Take each line containing "reviews" and report it exactly as written.
::: Record set :::
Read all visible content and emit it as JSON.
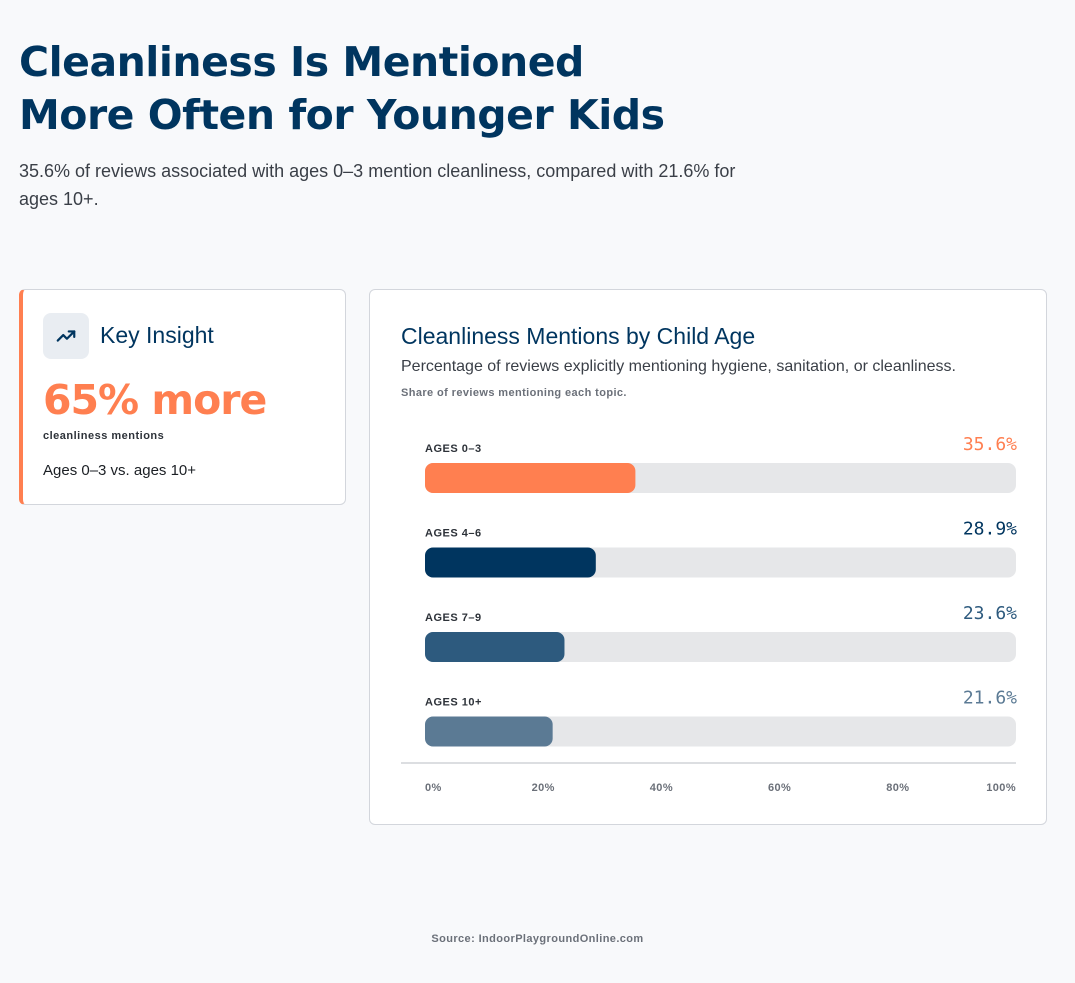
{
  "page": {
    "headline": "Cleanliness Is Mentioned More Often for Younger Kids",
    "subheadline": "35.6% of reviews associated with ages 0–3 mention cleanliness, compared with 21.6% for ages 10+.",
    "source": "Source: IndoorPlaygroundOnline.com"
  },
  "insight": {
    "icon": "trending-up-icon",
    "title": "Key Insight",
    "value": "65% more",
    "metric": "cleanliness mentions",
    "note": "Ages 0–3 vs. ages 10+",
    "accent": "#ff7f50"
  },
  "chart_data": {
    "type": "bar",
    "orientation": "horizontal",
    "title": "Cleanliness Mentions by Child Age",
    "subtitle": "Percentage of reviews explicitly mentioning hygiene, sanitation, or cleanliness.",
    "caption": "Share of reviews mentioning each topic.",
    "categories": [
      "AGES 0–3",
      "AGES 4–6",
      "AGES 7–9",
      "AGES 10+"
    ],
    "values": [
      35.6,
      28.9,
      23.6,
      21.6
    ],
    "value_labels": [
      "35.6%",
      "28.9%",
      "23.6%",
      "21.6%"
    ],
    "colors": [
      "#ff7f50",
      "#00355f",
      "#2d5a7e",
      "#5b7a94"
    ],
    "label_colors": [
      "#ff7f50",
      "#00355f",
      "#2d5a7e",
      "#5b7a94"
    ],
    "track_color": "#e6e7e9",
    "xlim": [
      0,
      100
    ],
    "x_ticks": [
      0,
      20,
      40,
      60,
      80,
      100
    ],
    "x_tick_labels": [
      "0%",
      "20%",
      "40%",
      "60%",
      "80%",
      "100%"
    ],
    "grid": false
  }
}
:::
::: Record set :::
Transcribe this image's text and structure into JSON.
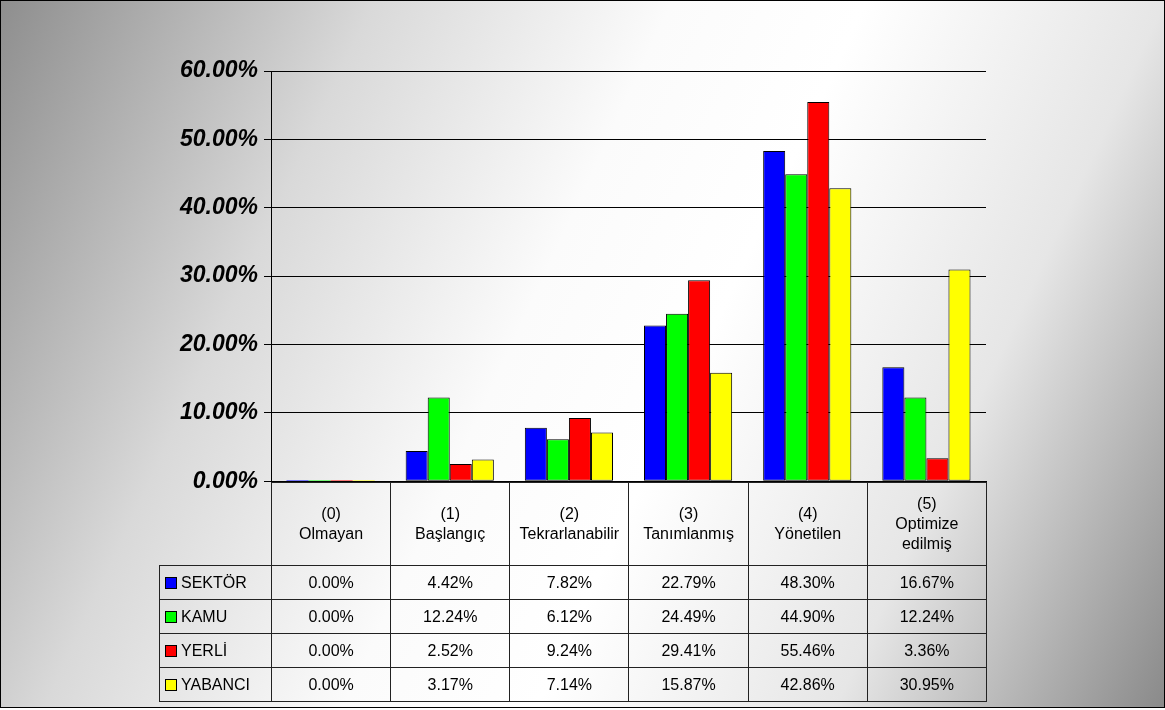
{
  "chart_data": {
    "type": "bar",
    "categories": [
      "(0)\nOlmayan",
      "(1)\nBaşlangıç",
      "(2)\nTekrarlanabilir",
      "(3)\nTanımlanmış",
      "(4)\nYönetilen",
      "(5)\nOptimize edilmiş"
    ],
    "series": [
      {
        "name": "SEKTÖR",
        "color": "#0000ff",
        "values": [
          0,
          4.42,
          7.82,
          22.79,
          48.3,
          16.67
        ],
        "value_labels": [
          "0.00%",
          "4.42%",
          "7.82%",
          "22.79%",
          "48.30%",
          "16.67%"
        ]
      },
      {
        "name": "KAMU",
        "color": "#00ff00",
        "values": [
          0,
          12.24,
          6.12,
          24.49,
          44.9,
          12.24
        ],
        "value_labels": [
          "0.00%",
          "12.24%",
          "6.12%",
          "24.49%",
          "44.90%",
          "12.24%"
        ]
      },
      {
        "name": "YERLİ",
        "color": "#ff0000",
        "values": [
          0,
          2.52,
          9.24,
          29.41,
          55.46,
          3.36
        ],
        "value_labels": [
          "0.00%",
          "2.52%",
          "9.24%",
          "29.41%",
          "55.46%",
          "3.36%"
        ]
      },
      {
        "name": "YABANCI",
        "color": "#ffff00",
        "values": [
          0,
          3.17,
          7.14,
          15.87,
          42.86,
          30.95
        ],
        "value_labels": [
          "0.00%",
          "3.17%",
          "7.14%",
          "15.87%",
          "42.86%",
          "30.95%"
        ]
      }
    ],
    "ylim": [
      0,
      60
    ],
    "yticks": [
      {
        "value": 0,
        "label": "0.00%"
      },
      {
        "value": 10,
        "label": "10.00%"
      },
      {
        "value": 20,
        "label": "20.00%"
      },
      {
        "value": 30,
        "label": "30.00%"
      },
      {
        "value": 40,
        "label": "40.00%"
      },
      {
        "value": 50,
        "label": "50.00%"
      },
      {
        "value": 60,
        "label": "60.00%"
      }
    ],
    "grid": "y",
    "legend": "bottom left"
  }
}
:::
■ **Result for this task**
    "subheadline": "35.6% of reviews associated with ages 0–3 mention cleanliness, compared with 21.6% for ages 10+.",
    "subtitle": "Percentage of reviews explicitly mentioning hygiene, sanitation, or cleanliness.",
    "caption": "Share of reviews mentioning each topic.",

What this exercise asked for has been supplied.